Your goal: Show, in full, each line of the data that contains "中期检查".

# # # # #

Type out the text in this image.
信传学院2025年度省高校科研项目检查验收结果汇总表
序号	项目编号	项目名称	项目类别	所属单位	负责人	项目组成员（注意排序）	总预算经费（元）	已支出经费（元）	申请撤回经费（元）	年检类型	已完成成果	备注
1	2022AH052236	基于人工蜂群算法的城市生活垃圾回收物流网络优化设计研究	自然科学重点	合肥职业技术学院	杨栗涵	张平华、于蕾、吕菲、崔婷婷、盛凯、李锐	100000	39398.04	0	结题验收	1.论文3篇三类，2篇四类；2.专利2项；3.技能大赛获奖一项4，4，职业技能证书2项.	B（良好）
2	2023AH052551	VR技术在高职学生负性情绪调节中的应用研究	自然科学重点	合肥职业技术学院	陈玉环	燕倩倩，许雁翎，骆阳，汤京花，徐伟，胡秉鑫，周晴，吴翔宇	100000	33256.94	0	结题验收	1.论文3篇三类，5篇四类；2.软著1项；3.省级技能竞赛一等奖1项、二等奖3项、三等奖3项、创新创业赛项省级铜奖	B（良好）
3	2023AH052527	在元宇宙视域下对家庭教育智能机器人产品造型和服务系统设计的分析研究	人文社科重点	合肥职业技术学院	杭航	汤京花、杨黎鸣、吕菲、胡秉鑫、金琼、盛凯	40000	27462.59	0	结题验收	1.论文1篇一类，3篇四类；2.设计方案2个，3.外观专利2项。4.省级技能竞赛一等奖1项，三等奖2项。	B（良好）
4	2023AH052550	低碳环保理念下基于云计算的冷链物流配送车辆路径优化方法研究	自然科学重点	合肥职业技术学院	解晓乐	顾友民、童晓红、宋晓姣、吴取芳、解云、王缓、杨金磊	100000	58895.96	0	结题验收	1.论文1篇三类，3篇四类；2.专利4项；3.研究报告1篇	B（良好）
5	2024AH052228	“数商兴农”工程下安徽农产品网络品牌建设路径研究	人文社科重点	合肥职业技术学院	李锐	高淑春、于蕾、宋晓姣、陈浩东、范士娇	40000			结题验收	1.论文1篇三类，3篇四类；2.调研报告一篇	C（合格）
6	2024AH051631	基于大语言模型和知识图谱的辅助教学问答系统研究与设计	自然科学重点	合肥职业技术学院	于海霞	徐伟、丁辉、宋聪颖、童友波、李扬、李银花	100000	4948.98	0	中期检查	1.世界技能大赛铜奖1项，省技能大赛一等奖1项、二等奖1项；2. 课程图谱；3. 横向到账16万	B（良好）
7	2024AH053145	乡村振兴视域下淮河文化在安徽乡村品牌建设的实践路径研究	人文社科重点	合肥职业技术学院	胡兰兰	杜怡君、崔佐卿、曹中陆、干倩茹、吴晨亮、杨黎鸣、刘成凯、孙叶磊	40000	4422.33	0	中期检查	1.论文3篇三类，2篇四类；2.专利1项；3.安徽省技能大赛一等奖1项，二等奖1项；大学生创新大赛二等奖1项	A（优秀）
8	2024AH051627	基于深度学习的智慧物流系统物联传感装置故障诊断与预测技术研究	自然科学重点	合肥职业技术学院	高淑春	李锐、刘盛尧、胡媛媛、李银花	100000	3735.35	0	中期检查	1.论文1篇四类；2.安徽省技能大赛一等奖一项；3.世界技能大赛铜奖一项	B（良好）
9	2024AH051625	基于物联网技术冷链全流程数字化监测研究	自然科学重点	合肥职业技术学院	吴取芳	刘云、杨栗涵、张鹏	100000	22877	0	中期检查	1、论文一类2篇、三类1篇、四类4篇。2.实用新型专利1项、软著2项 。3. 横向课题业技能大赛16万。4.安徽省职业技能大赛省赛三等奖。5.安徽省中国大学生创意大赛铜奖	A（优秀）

# # # # #

Final result:
6	2024AH051631	基于大语言模型和知识图谱的辅助教学问答系统研究与设计	自然科学重点	合肥职业技术学院	于海霞	徐伟、丁辉、宋聪颖、童友波、李扬、李银花	100000	4948.98	0	中期检查	1.世界技能大赛铜奖1项，省技能大赛一等奖1项、二等奖1项；2. 课程图谱；3. 横向到账16万	B（良好）
7	2024AH053145	乡村振兴视域下淮河文化在安徽乡村品牌建设的实践路径研究	人文社科重点	合肥职业技术学院	胡兰兰	杜怡君、崔佐卿、曹中陆、干倩茹、吴晨亮、杨黎鸣、刘成凯、孙叶磊	40000	4422.33	0	中期检查	1.论文3篇三类，2篇四类；2.专利1项；3.安徽省技能大赛一等奖1项，二等奖1项；大学生创新大赛二等奖1项	A（优秀）
8	2024AH051627	基于深度学习的智慧物流系统物联传感装置故障诊断与预测技术研究	自然科学重点	合肥职业技术学院	高淑春	李锐、刘盛尧、胡媛媛、李银花	100000	3735.35	0	中期检查	1.论文1篇四类；2.安徽省技能大赛一等奖一项；3.世界技能大赛铜奖一项	B（良好）
9	2024AH051625	基于物联网技术冷链全流程数字化监测研究	自然科学重点	合肥职业技术学院	吴取芳	刘云、杨栗涵、张鹏	100000	22877	0	中期检查	1、论文一类2篇、三类1篇、四类4篇。2.实用新型专利1项、软著2项 。3. 横向课题业技能大赛16万。4.安徽省职业技能大赛省赛三等奖。5.安徽省中国大学生创意大赛铜奖	A（优秀）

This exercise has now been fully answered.